## Task statement
Quote the entries word for word. Omit the pictures.

## Data for this task
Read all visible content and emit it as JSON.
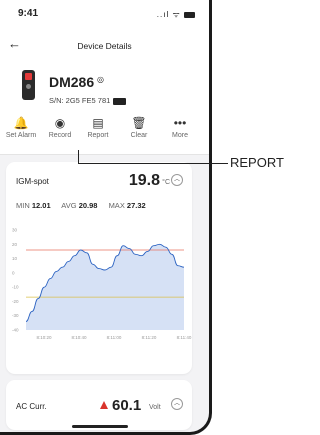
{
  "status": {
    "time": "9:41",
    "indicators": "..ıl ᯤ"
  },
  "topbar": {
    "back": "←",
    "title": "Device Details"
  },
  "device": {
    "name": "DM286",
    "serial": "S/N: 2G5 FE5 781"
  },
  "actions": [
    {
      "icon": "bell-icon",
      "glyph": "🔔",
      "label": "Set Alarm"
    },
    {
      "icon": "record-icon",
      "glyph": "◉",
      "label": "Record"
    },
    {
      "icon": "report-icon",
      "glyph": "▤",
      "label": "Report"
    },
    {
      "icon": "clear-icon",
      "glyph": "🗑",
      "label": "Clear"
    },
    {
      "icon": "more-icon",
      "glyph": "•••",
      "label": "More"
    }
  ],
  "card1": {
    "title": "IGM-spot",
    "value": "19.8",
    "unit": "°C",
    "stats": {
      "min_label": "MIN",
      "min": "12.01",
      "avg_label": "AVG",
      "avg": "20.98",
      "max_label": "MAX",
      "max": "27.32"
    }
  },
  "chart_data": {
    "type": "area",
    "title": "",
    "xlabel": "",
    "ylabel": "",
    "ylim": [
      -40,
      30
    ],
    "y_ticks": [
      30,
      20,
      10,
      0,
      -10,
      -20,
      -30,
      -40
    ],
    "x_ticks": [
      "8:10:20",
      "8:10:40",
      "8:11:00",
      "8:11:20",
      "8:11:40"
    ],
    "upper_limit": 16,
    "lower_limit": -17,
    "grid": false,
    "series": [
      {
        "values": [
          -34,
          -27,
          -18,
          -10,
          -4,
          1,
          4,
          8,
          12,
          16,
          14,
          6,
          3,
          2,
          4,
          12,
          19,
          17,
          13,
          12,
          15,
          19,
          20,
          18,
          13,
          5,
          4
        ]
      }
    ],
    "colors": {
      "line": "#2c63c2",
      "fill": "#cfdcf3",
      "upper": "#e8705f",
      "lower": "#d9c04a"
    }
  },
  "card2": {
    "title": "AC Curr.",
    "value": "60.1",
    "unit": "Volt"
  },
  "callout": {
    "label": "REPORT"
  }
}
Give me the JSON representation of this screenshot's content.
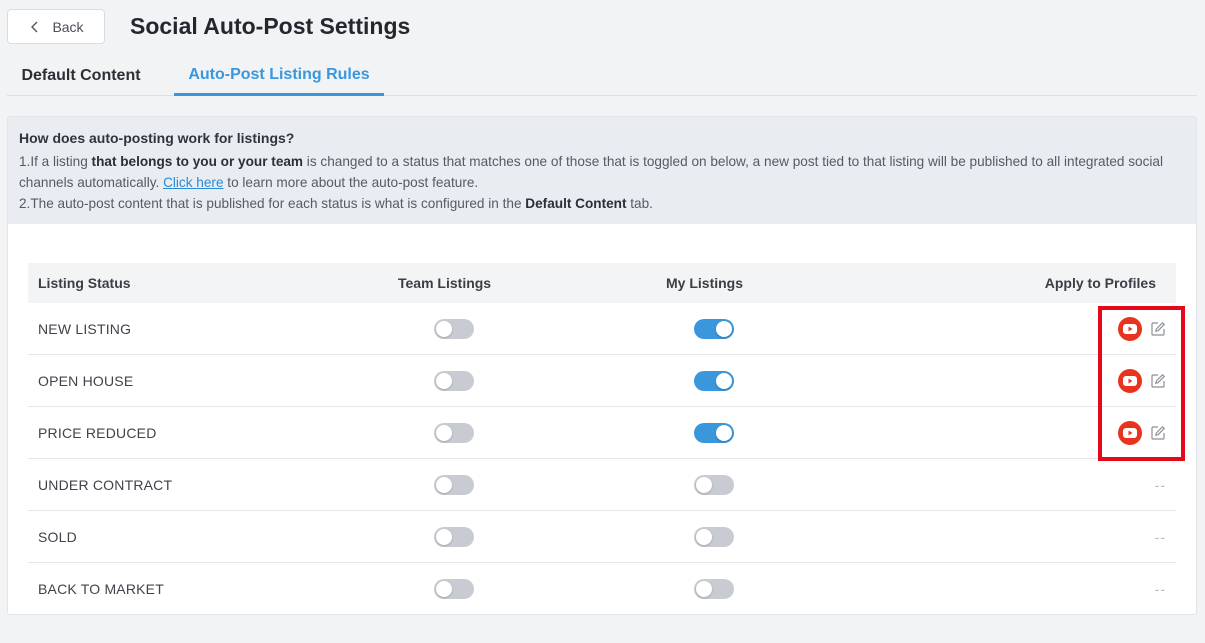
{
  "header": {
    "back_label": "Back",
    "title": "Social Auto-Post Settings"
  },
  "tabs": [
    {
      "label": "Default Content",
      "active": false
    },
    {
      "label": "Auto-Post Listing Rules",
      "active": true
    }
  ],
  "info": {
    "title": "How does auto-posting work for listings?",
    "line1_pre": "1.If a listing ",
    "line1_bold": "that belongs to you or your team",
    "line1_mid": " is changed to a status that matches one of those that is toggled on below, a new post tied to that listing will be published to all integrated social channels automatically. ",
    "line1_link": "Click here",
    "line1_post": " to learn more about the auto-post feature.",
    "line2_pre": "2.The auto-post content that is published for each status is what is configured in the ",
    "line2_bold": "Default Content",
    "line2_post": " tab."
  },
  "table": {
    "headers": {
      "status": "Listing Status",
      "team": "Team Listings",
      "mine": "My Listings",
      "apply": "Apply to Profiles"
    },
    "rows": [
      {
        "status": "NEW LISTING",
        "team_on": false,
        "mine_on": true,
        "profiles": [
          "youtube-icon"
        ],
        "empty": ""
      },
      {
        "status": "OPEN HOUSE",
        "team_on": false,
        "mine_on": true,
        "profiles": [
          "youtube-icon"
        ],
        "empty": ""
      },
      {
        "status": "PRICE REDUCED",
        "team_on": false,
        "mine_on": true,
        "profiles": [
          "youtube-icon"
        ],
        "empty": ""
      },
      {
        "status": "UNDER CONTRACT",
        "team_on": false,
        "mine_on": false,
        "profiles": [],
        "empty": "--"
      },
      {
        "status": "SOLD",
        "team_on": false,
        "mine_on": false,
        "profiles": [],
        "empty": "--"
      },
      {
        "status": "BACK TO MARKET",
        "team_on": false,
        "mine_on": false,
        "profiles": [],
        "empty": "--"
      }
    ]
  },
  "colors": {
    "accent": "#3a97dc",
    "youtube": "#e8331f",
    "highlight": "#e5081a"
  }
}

## Right answer
Read all visible content and emit it as JSON.
{
  "status": {
    "time": "9:41",
    "indicators": "..ıl ᯤ"
  },
  "topbar": {
    "back": "←",
    "title": "Device Details"
  },
  "device": {
    "name": "DM286",
    "serial": "S/N: 2G5 FE5 781"
  },
  "actions": [
    {
      "icon": "bell-icon",
      "glyph": "🔔",
      "label": "Set Alarm"
    },
    {
      "icon": "record-icon",
      "glyph": "◉",
      "label": "Record"
    },
    {
      "icon": "report-icon",
      "glyph": "▤",
      "label": "Report"
    },
    {
      "icon": "clear-icon",
      "glyph": "🗑",
      "label": "Clear"
    },
    {
      "icon": "more-icon",
      "glyph": "•••",
      "label": "More"
    }
  ],
  "card1": {
    "title": "IGM-spot",
    "value": "19.8",
    "unit": "°C",
    "stats": {
      "min_label": "MIN",
      "min": "12.01",
      "avg_label": "AVG",
      "avg": "20.98",
      "max_label": "MAX",
      "max": "27.32"
    }
  },
  "chart_data": {
    "type": "area",
    "title": "",
    "xlabel": "",
    "ylabel": "",
    "ylim": [
      -40,
      30
    ],
    "y_ticks": [
      30,
      20,
      10,
      0,
      -10,
      -20,
      -30,
      -40
    ],
    "x_ticks": [
      "8:10:20",
      "8:10:40",
      "8:11:00",
      "8:11:20",
      "8:11:40"
    ],
    "upper_limit": 16,
    "lower_limit": -17,
    "grid": false,
    "series": [
      {
        "values": [
          -34,
          -27,
          -18,
          -10,
          -4,
          1,
          4,
          8,
          12,
          16,
          14,
          6,
          3,
          2,
          4,
          12,
          19,
          17,
          13,
          12,
          15,
          19,
          20,
          18,
          13,
          5,
          4
        ]
      }
    ],
    "colors": {
      "line": "#2c63c2",
      "fill": "#cfdcf3",
      "upper": "#e8705f",
      "lower": "#d9c04a"
    }
  },
  "card2": {
    "title": "AC Curr.",
    "value": "60.1",
    "unit": "Volt"
  },
  "callout": {
    "label": "REPORT"
  }
}
Give me the JSON representation of this screenshot's content.
{
  "header": {
    "back_label": "Back",
    "title": "Social Auto-Post Settings"
  },
  "tabs": [
    {
      "label": "Default Content",
      "active": false
    },
    {
      "label": "Auto-Post Listing Rules",
      "active": true
    }
  ],
  "info": {
    "title": "How does auto-posting work for listings?",
    "line1_pre": "1.If a listing ",
    "line1_bold": "that belongs to you or your team",
    "line1_mid": " is changed to a status that matches one of those that is toggled on below, a new post tied to that listing will be published to all integrated social channels automatically. ",
    "line1_link": "Click here",
    "line1_post": " to learn more about the auto-post feature.",
    "line2_pre": "2.The auto-post content that is published for each status is what is configured in the ",
    "line2_bold": "Default Content",
    "line2_post": " tab."
  },
  "table": {
    "headers": {
      "status": "Listing Status",
      "team": "Team Listings",
      "mine": "My Listings",
      "apply": "Apply to Profiles"
    },
    "rows": [
      {
        "status": "NEW LISTING",
        "team_on": false,
        "mine_on": true,
        "profiles": [
          "youtube-icon"
        ],
        "empty": ""
      },
      {
        "status": "OPEN HOUSE",
        "team_on": false,
        "mine_on": true,
        "profiles": [
          "youtube-icon"
        ],
        "empty": ""
      },
      {
        "status": "PRICE REDUCED",
        "team_on": false,
        "mine_on": true,
        "profiles": [
          "youtube-icon"
        ],
        "empty": ""
      },
      {
        "status": "UNDER CONTRACT",
        "team_on": false,
        "mine_on": false,
        "profiles": [],
        "empty": "--"
      },
      {
        "status": "SOLD",
        "team_on": false,
        "mine_on": false,
        "profiles": [],
        "empty": "--"
      },
      {
        "status": "BACK TO MARKET",
        "team_on": false,
        "mine_on": false,
        "profiles": [],
        "empty": "--"
      }
    ]
  },
  "colors": {
    "accent": "#3a97dc",
    "youtube": "#e8331f",
    "highlight": "#e5081a"
  }
}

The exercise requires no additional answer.